[Opening Selected extract section]
Asked if he believed Northern Ireland would still exist in another 100 years, he said: "I think there will be a Northern Ireland in the years ahead.
"Northern Ireland's story is still in the making and what it has to offer the world is a phenomenal place to live, to work, to grow and spend time," he added.
In a detailed statement, Colum Eastwood, leader of the Social Democrat and Labour Party (SDLP) called for an "open and generous" conversation about the constitutional future.
"I recognise and respect that for many people, Northern Ireland is a critical part of their identity and I absolutely want them to have the space to celebrate that," said the SDLP leader.
"But for many, partition was an act of immense constitutional trauma that severed relationships, economic opportunities and created a new state where sectarian discrimination was hardwired into the institutions of government.
"That's also why the experience of communities like mine, and of people like me, are critical to this story and should be heard."
[Closing Selected extract section]
[Opening Material shown section]
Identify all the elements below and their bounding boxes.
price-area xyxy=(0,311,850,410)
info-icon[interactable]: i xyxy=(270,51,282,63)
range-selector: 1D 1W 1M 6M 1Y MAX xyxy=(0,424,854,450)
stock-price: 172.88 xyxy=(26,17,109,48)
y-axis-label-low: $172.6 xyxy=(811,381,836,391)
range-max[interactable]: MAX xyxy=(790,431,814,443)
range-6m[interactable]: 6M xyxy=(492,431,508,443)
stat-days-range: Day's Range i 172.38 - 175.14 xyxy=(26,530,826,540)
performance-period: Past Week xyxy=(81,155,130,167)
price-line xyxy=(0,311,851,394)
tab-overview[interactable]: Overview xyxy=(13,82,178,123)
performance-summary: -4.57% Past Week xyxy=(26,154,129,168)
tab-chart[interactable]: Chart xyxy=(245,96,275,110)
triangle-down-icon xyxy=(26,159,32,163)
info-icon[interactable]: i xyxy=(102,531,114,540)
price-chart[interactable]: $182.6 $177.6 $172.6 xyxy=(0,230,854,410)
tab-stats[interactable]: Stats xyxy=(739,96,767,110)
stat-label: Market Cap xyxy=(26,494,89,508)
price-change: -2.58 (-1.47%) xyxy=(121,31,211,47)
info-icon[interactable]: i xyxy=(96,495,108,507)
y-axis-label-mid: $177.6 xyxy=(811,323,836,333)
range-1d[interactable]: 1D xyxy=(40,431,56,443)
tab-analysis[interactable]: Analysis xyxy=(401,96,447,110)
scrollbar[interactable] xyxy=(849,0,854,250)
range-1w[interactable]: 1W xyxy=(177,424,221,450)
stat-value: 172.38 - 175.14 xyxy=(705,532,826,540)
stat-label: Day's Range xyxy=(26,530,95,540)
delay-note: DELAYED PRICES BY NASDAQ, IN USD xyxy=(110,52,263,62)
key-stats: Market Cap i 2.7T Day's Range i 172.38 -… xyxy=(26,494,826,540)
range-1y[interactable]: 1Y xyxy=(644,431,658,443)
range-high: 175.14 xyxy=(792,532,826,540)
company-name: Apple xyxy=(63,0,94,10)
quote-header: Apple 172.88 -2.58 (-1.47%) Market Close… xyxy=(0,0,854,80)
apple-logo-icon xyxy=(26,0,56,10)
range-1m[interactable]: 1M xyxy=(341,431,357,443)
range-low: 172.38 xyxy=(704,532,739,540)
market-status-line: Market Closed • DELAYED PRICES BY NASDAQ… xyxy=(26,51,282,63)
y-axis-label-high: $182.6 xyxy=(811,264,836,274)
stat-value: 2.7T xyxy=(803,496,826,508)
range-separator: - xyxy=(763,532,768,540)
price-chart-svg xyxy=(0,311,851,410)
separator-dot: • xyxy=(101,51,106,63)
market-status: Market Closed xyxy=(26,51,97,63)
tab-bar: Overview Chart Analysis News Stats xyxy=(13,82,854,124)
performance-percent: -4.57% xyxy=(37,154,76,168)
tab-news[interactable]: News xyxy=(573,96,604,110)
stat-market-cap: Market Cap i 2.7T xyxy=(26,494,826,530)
[Closing Material shown section]
### Problems to work on:
A: According to the Northern Ireland excerpt, who leads the Social Democrat and Labour Party?
B: Print everything in the Northern Ireland excerpt from "In a detailed" down to "the constitutional future.".
C: Do these statements agree with the Northern Ireland excerpt? Answer yes or no for each, and quote the words from the excerpt that decide it. (i) The SDLP leader called for an "open and generous" conversation about the constitutional future. (ii) The SDLP leader said partition created a state in which sectarian discrimination was built into the institutions of government. (iii) The SDLP leader said Northern Ireland matters to the identity of only a few people.
Work only from the Northern Ireland excerpt.

### Answer section:
A: Colum Eastwood

B:
In a detailed statement, Colum Eastwood, leader of the Social Democrat and Labour Party (SDLP) called for an "open and generous" conversation about the constitutional future.

C:
(i) Yes: "called for an "open and generous" conversation about the constitutional future"
(ii) Yes: "created a new state where sectarian discrimination was hardwired into the institutions of government"
(iii) No: "for many people, Northern Ireland is a critical part of their identity"